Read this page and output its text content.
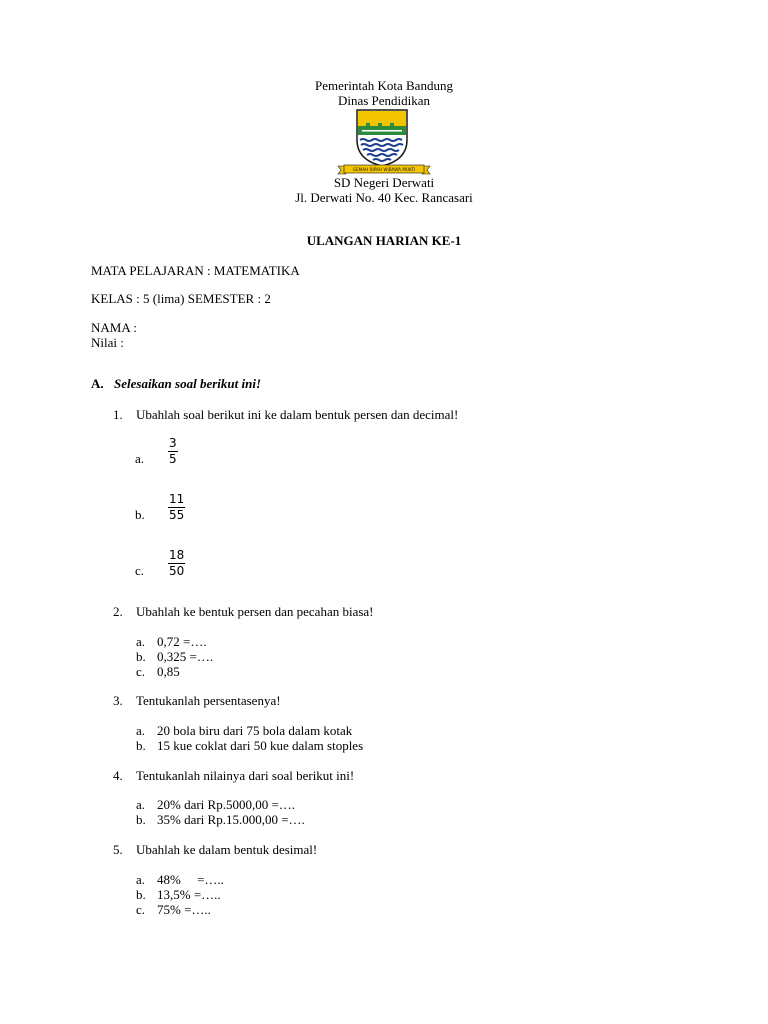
Pemerintah Kota Bandung
Dinas Pendidikan
GEMAH RIPAH WIBAWA MUKTI
SD Negeri Derwati
Jl. Derwati No. 40 Kec. Rancasari
ULANGAN HARIAN KE-1
MATA PELAJARAN : MATEMATIKA
KELAS : 5 (lima) SEMESTER : 2
NAMA :
Nilai :
A. Selesaikan soal berikut ini!
1. Ubahlah soal berikut ini ke dalam bentuk persen dan decimal!
a. $\frac{3}{5}$
b. $\frac{11}{55}$
c. $\frac{18}{50}$
2. Ubahlah ke bentuk persen dan pecahan biasa!
a. 0,72 =….
b. 0,325 =….
c. 0,85
3. Tentukanlah persentasenya!
a. 20 bola biru dari 75 bola dalam kotak
b. 15 kue coklat dari 50 kue dalam stoples
4. Tentukanlah nilainya dari soal berikut ini!
a. 20% dari Rp.5000,00 =….
b. 35% dari Rp.15.000,00 =….
5. Ubahlah ke dalam bentuk desimal!
a. 48%     =…..
b. 13,5% =…..
c. 75% =…..
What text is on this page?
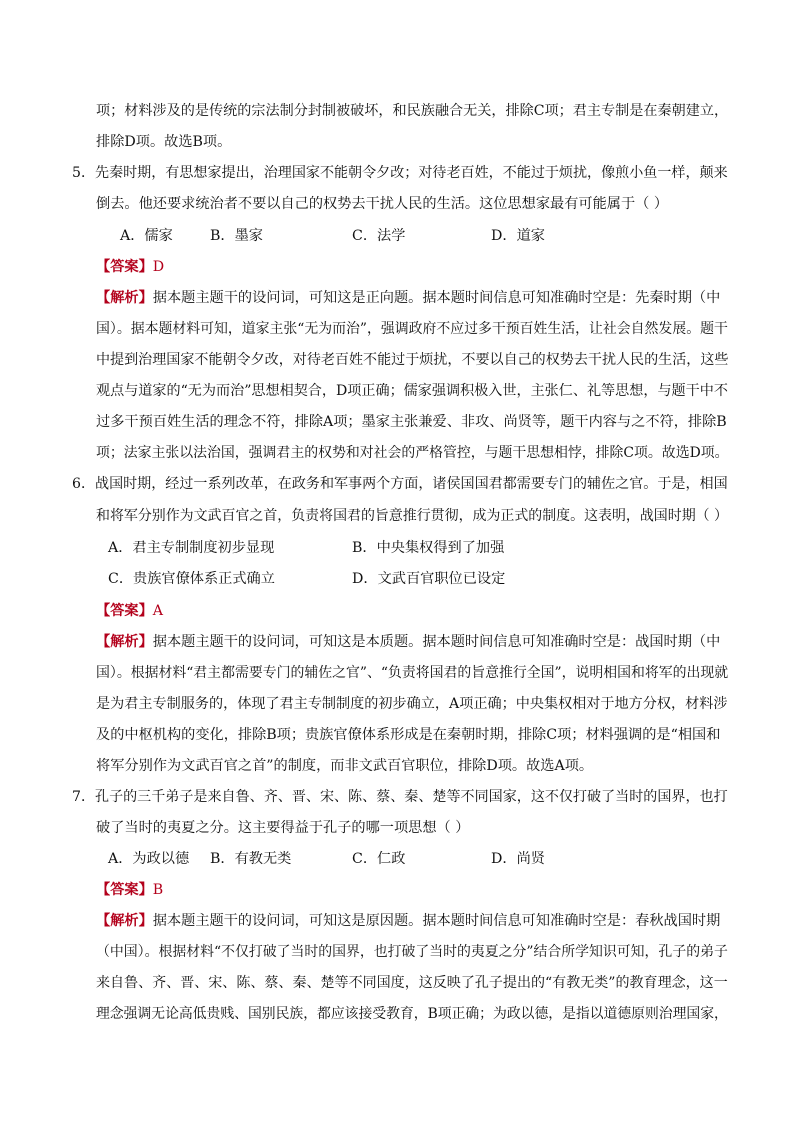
项；材料涉及的是传统的宗法制分封制被破坏，和民族融合无关，排除C项；君主专制是在秦朝建立，
排除D项。故选B项。
5．先秦时期，有思想家提出，治理国家不能朝令夕改；对待老百姓，不能过于烦扰，像煎小鱼一样，颠来
倒去。他还要求统治者不要以自己的权势去干扰人民的生活。这位思想家最有可能属于（ ）
A．儒家	B．墨家	C．法学	D．道家
【答案】D
【解析】据本题主题干的设问词，可知这是正向题。据本题时间信息可知准确时空是：先秦时期（中
国）。据本题材料可知，道家主张“无为而治”，强调政府不应过多干预百姓生活，让社会自然发展。题干
中提到治理国家不能朝令夕改，对待老百姓不能过于烦扰，不要以自己的权势去干扰人民的生活，这些
观点与道家的“无为而治”思想相契合，D项正确；儒家强调积极入世，主张仁、礼等思想，与题干中不
过多干预百姓生活的理念不符，排除A项；墨家主张兼爱、非攻、尚贤等，题干内容与之不符，排除B
项；法家主张以法治国，强调君主的权势和对社会的严格管控，与题干思想相悖，排除C项。故选D项。
6．战国时期，经过一系列改革，在政务和军事两个方面，诸侯国国君都需要专门的辅佐之官。于是，相国
和将军分别作为文武百官之首，负责将国君的旨意推行贯彻，成为正式的制度。这表明，战国时期（ ）
A．君主专制制度初步显现	B．中央集权得到了加强
C．贵族官僚体系正式确立	D．文武百官职位已设定
【答案】A
【解析】据本题主题干的设问词，可知这是本质题。据本题时间信息可知准确时空是：战国时期（中
国）。根据材料“君主都需要专门的辅佐之官”、“负责将国君的旨意推行全国”，说明相国和将军的出现就
是为君主专制服务的，体现了君主专制制度的初步确立，A项正确；中央集权相对于地方分权，材料涉
及的中枢机构的变化，排除B项；贵族官僚体系形成是在秦朝时期，排除C项；材料强调的是“相国和
将军分别作为文武百官之首”的制度，而非文武百官职位，排除D项。故选A项。
7．孔子的三千弟子是来自鲁、齐、晋、宋、陈、蔡、秦、楚等不同国家，这不仅打破了当时的国界，也打
破了当时的夷夏之分。这主要得益于孔子的哪一项思想（ ）
A．为政以德 B．有教无类	C．仁政	D．尚贤
【答案】B
【解析】据本题主题干的设问词，可知这是原因题。据本题时间信息可知准确时空是：春秋战国时期
（中国）。根据材料“不仅打破了当时的国界，也打破了当时的夷夏之分”结合所学知识可知，孔子的弟子
来自鲁、齐、晋、宋、陈、蔡、秦、楚等不同国度，这反映了孔子提出的“有教无类”的教育理念，这一
理念强调无论高低贵贱、国别民族，都应该接受教育，B项正确；为政以德，是指以道德原则治理国家，
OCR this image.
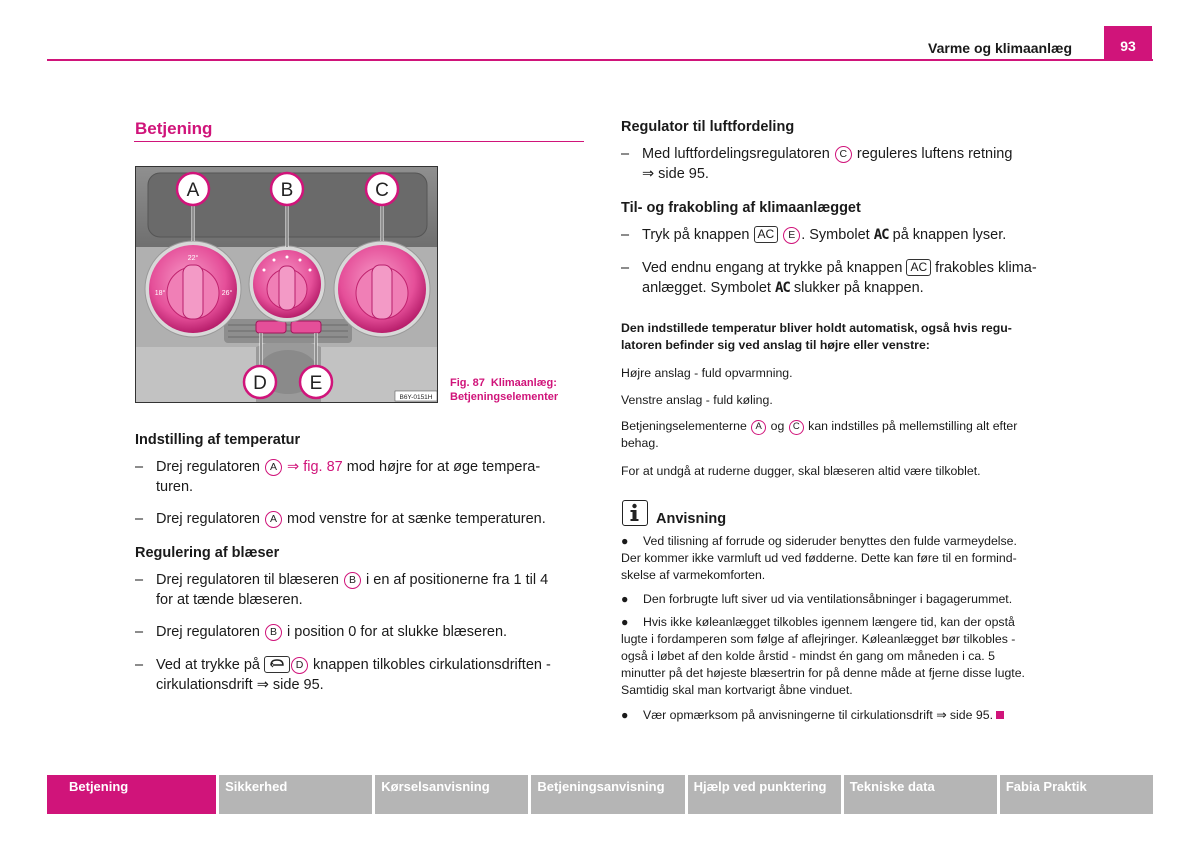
Varme og klimaanlæg	93
Betjening
22°
18°	26°
A	B	C
D E
B6Y-0151H
Fig. 87 Klimaanlæg:
Betjeningselementer
Indstilling af temperatur
– Drej regulatoren A ⇒ fig. 87 mod højre for at øge tempera-
turen.
– Drej regulatoren A mod venstre for at sænke temperaturen.
Regulering af blæser
– Drej regulatoren til blæseren B i en af positionerne fra 1 til 4
for at tænde blæseren.
– Drej regulatoren B i position 0 for at slukke blæseren.
– Ved at trykke på	D knappen tilkobles cirkulationsdriften -
cirkulationsdrift ⇒ side 95.
Regulator til luftfordeling
– Med luftfordelingsregulatoren C reguleres luftens retning
⇒ side 95.
Til- og frakobling af klimaanlægget
– Tryk på knappen AC E . Symbolet AC på knappen lyser.
– Ved endnu engang at trykke på knappen AC frakobles klima-
anlægget. Symbolet AC slukker på knappen.
Den indstillede temperatur bliver holdt automatisk, også hvis regu-
latoren befinder sig ved anslag til højre eller venstre:
Højre anslag - fuld opvarmning.
Venstre anslag - fuld køling.
Betjeningselementerne A og C kan indstilles på mellemstilling alt efter
behag.
For at undgå at ruderne dugger, skal blæseren altid være tilkoblet.
Anvisning
●	Ved tilisning af forrude og sideruder benyttes den fulde varmeydelse.
Der kommer ikke varmluft ud ved fødderne. Dette kan føre til en formind-
skelse af varmekomforten.
●	Den forbrugte luft siver ud via ventilationsåbninger i bagagerummet.
●	Hvis ikke køleanlægget tilkobles igennem længere tid, kan der opstå
lugte i fordamperen som følge af aflejringer. Køleanlægget bør tilkobles -
også i løbet af den kolde årstid - mindst én gang om måneden i ca. 5
minutter på det højeste blæsertrin for på denne måde at fjerne disse lugte.
Samtidig skal man kortvarigt åbne vinduet.
●	Vær opmærksom på anvisningerne til cirkulationsdrift ⇒ side 95.
Betjening	Sikkerhed	Kørselsanvisning	Betjeningsanvisning	Hjælp ved punktering	Tekniske data	Fabia Praktik
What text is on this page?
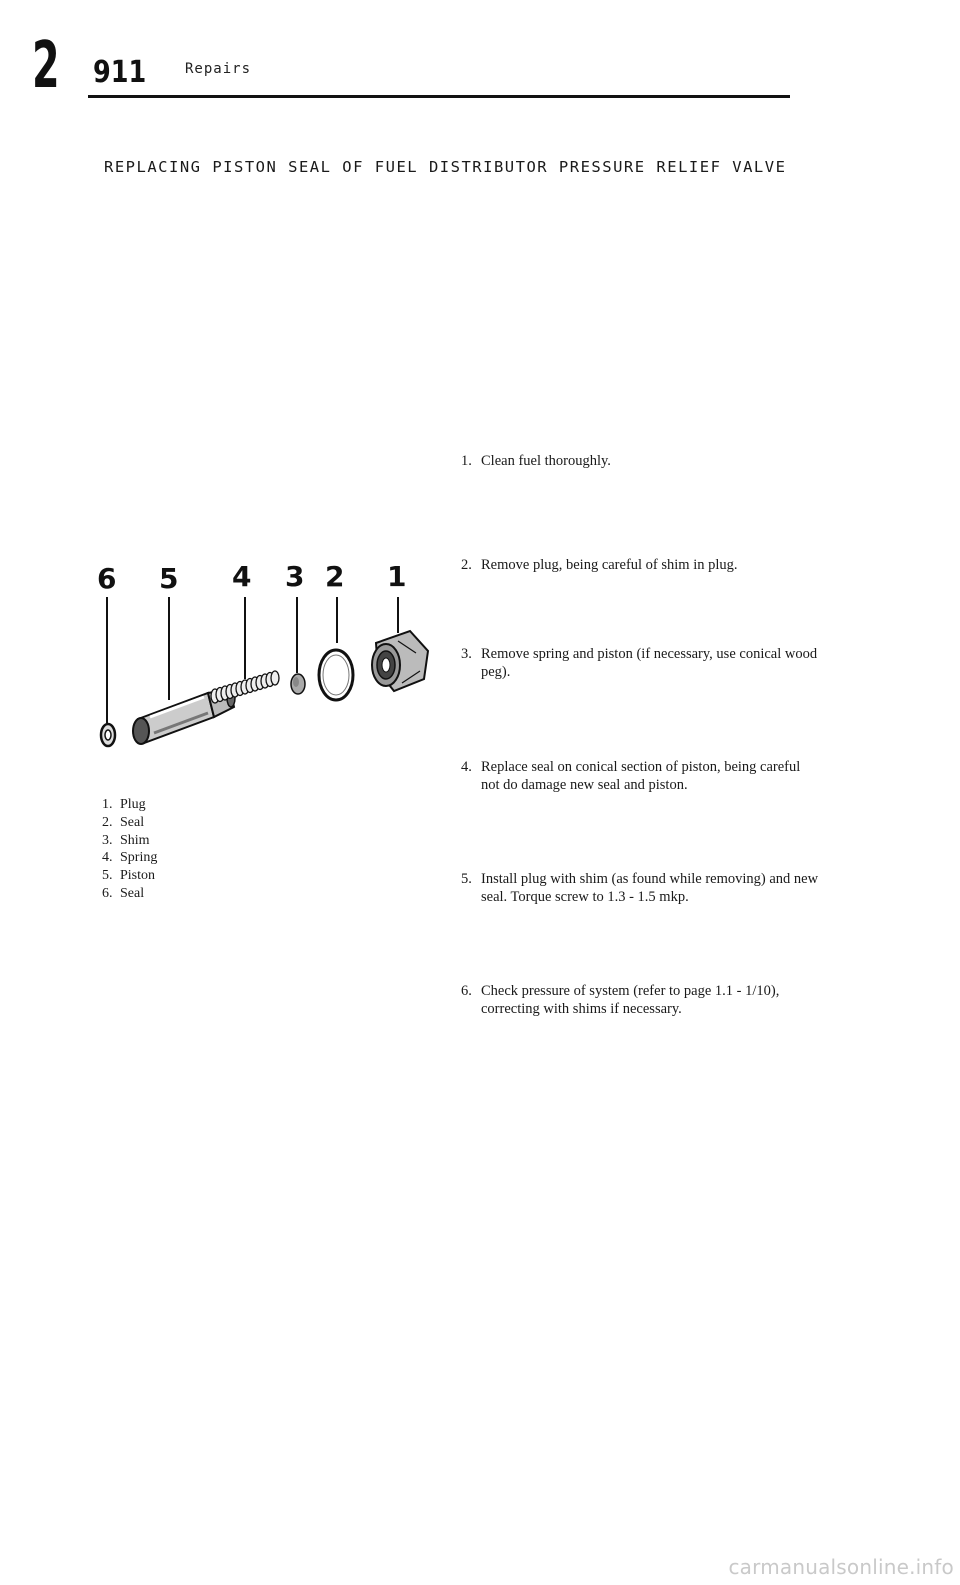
2 911	Repairs
REPLACING PISTON SEAL OF FUEL DISTRIBUTOR PRESSURE RELIEF VALVE
6 5 4 3 2 1
1. Plug
2. Seal
3. Shim
4. Spring
5. Piston
6. Seal
1. Clean fuel thoroughly.
2. Remove plug, being careful of shim in plug.
3. Remove spring and piston (if necessary, use conical wood peg).
4. Replace seal on conical section of piston, being careful not do damage new seal and piston.
5. Install plug with shim (as found while removing) and new seal. Torque screw to 1.3 - 1.5 mkp.
6. Check pressure of system (refer to page 1.1 - 1/10), correcting with shims if necessary.
carmanualsonline.info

┄┄┄┄┄┄

Look through the listing and extract every line with "据本题主题干的设问词" in it.

§ Answer to the problem
【解析】据本题主题干的设问词，可知这是正向题。据本题时间信息可知准确时空是：先秦时期（中
【解析】据本题主题干的设问词，可知这是本质题。据本题时间信息可知准确时空是：战国时期（中
【解析】据本题主题干的设问词，可知这是原因题。据本题时间信息可知准确时空是：春秋战国时期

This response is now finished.